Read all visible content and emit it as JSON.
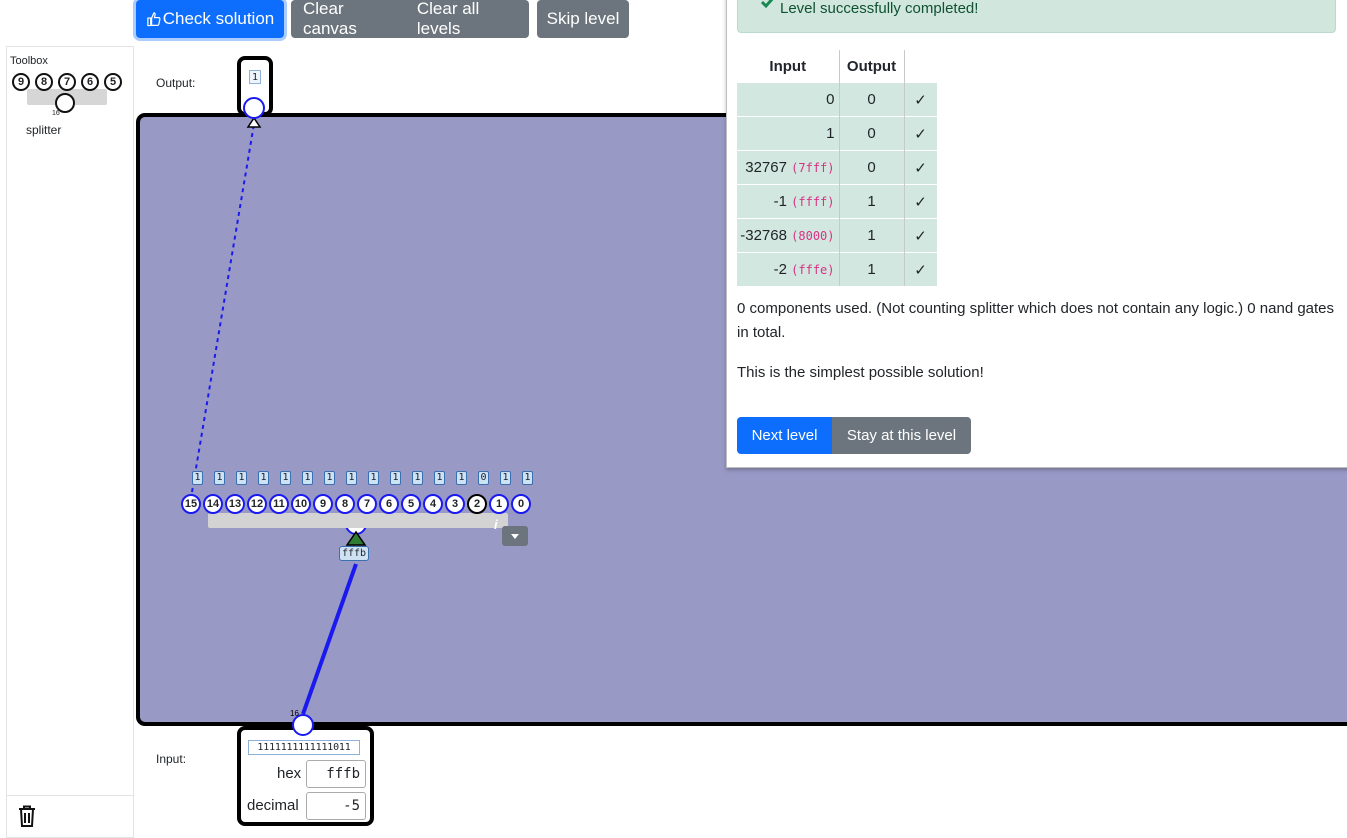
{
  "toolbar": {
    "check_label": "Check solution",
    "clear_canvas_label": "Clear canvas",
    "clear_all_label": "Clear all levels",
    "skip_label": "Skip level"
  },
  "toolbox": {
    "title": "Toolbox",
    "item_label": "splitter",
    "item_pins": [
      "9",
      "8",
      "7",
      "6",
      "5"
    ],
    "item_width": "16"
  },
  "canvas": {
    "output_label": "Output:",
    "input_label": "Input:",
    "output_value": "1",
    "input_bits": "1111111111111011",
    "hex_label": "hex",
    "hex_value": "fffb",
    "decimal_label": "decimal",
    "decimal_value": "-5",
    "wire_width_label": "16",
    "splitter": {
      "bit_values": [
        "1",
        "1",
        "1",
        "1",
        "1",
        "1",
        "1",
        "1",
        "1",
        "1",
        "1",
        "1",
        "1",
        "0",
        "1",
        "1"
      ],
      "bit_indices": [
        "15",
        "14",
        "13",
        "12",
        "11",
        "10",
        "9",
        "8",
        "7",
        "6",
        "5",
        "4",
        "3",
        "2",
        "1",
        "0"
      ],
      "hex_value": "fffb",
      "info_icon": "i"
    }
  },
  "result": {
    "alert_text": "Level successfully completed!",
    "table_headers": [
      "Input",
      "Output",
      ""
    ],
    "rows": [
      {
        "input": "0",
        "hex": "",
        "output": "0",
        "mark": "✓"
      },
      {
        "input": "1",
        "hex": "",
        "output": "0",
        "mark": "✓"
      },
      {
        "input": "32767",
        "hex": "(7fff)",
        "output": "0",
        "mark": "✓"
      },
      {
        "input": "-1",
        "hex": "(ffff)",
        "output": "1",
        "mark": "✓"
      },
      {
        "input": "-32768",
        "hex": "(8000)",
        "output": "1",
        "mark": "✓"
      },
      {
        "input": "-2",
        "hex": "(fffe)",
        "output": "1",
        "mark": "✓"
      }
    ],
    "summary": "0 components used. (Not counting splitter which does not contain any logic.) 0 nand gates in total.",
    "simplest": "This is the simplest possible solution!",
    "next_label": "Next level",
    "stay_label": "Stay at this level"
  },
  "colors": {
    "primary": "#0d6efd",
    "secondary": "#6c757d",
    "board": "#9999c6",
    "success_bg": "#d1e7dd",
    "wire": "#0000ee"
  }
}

++++++++++++++++++++

### [To be done]
Copy the records exactly as they appear, excluding images.

### [Correct output]
Read all visible content and emit it as JSON.
{
  "toolbar": {
    "check_label": "Check solution",
    "clear_canvas_label": "Clear canvas",
    "clear_all_label": "Clear all levels",
    "skip_label": "Skip level"
  },
  "toolbox": {
    "title": "Toolbox",
    "item_label": "splitter",
    "item_pins": [
      "9",
      "8",
      "7",
      "6",
      "5"
    ],
    "item_width": "16"
  },
  "canvas": {
    "output_label": "Output:",
    "input_label": "Input:",
    "output_value": "1",
    "input_bits": "1111111111111011",
    "hex_label": "hex",
    "hex_value": "fffb",
    "decimal_label": "decimal",
    "decimal_value": "-5",
    "wire_width_label": "16",
    "splitter": {
      "bit_values": [
        "1",
        "1",
        "1",
        "1",
        "1",
        "1",
        "1",
        "1",
        "1",
        "1",
        "1",
        "1",
        "1",
        "0",
        "1",
        "1"
      ],
      "bit_indices": [
        "15",
        "14",
        "13",
        "12",
        "11",
        "10",
        "9",
        "8",
        "7",
        "6",
        "5",
        "4",
        "3",
        "2",
        "1",
        "0"
      ],
      "hex_value": "fffb",
      "info_icon": "i"
    }
  },
  "result": {
    "alert_text": "Level successfully completed!",
    "table_headers": [
      "Input",
      "Output",
      ""
    ],
    "rows": [
      {
        "input": "0",
        "hex": "",
        "output": "0",
        "mark": "✓"
      },
      {
        "input": "1",
        "hex": "",
        "output": "0",
        "mark": "✓"
      },
      {
        "input": "32767",
        "hex": "(7fff)",
        "output": "0",
        "mark": "✓"
      },
      {
        "input": "-1",
        "hex": "(ffff)",
        "output": "1",
        "mark": "✓"
      },
      {
        "input": "-32768",
        "hex": "(8000)",
        "output": "1",
        "mark": "✓"
      },
      {
        "input": "-2",
        "hex": "(fffe)",
        "output": "1",
        "mark": "✓"
      }
    ],
    "summary": "0 components used. (Not counting splitter which does not contain any logic.) 0 nand gates in total.",
    "simplest": "This is the simplest possible solution!",
    "next_label": "Next level",
    "stay_label": "Stay at this level"
  },
  "colors": {
    "primary": "#0d6efd",
    "secondary": "#6c757d",
    "board": "#9999c6",
    "success_bg": "#d1e7dd",
    "wire": "#0000ee"
  }
}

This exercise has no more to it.